→ **EXERCISE DATA**:
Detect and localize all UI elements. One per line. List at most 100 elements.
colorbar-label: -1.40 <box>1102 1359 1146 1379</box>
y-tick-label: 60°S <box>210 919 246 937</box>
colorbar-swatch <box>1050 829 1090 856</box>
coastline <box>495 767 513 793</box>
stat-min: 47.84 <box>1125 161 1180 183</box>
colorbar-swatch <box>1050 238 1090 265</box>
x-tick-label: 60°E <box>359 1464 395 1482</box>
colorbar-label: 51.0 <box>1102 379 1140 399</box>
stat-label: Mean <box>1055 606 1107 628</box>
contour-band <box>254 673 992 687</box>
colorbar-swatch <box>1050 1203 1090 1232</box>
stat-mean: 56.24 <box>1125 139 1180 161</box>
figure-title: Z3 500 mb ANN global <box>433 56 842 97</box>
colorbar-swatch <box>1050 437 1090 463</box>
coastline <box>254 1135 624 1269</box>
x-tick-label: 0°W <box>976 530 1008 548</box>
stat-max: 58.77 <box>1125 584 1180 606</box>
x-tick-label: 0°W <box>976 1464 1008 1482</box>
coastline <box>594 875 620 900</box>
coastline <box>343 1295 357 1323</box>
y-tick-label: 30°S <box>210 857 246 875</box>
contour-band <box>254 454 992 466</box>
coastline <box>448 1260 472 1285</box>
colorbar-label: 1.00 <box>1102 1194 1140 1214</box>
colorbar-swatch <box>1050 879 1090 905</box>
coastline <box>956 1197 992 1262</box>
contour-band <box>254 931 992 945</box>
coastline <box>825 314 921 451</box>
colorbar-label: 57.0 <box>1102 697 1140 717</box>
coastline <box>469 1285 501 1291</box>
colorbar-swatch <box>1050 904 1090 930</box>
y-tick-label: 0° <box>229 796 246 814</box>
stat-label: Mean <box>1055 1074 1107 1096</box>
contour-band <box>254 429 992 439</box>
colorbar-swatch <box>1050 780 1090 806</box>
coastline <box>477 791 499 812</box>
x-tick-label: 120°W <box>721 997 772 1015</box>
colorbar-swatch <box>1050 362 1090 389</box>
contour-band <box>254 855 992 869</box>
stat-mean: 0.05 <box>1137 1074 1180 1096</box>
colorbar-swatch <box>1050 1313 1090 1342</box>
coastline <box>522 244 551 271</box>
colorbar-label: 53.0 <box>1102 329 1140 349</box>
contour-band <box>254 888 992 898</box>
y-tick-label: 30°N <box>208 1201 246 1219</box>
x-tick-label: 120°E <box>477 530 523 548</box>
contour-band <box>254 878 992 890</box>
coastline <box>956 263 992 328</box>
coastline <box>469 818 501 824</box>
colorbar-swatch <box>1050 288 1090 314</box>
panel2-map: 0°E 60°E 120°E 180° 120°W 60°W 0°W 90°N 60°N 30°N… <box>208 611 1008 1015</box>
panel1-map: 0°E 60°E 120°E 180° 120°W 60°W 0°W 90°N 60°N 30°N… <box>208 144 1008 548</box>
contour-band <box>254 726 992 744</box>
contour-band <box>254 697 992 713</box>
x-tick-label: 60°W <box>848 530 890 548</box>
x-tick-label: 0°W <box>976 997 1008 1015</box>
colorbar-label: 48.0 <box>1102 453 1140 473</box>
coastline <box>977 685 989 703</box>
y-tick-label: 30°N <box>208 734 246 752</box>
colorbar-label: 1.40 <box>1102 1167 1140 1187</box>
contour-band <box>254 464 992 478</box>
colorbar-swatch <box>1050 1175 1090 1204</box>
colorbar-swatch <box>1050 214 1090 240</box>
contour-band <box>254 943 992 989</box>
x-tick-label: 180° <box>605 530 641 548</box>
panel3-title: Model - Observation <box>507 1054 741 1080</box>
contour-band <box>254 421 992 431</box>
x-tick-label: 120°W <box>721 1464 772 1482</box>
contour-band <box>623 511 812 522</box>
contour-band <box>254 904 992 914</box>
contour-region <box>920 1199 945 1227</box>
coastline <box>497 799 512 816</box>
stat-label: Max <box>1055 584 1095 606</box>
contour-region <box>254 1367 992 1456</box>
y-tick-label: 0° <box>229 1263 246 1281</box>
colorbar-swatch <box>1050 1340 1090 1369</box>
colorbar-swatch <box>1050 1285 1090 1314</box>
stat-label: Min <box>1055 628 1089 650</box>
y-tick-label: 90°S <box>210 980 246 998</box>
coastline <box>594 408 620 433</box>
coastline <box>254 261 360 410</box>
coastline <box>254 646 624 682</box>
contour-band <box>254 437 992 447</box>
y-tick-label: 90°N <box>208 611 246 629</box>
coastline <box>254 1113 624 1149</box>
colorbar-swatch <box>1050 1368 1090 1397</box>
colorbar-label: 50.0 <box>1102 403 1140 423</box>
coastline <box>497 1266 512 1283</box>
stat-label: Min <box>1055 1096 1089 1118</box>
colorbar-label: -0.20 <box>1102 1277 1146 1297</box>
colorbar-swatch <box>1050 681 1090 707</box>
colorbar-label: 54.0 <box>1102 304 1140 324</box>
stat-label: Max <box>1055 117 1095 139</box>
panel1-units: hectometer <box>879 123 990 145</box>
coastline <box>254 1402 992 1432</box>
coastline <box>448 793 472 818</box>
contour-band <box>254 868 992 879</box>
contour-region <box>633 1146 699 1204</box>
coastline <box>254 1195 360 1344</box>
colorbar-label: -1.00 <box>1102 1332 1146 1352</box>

→ **WHAT TO PRODUCE**: Reproduce without alteration the lines from the first one up to and including the line containing "coastline <box>594 875 620 900</box>".

→ **CORRECT ANSWER**:
Detect and localize all UI elements. One per line. List at most 100 elements.
colorbar-label: -1.40 <box>1102 1359 1146 1379</box>
y-tick-label: 60°S <box>210 919 246 937</box>
colorbar-swatch <box>1050 829 1090 856</box>
coastline <box>495 767 513 793</box>
stat-min: 47.84 <box>1125 161 1180 183</box>
colorbar-swatch <box>1050 238 1090 265</box>
x-tick-label: 60°E <box>359 1464 395 1482</box>
colorbar-label: 51.0 <box>1102 379 1140 399</box>
stat-label: Mean <box>1055 606 1107 628</box>
contour-band <box>254 673 992 687</box>
colorbar-swatch <box>1050 1203 1090 1232</box>
stat-mean: 56.24 <box>1125 139 1180 161</box>
figure-title: Z3 500 mb ANN global <box>433 56 842 97</box>
colorbar-swatch <box>1050 437 1090 463</box>
coastline <box>254 1135 624 1269</box>
x-tick-label: 0°W <box>976 530 1008 548</box>
stat-max: 58.77 <box>1125 584 1180 606</box>
x-tick-label: 0°W <box>976 1464 1008 1482</box>
coastline <box>594 875 620 900</box>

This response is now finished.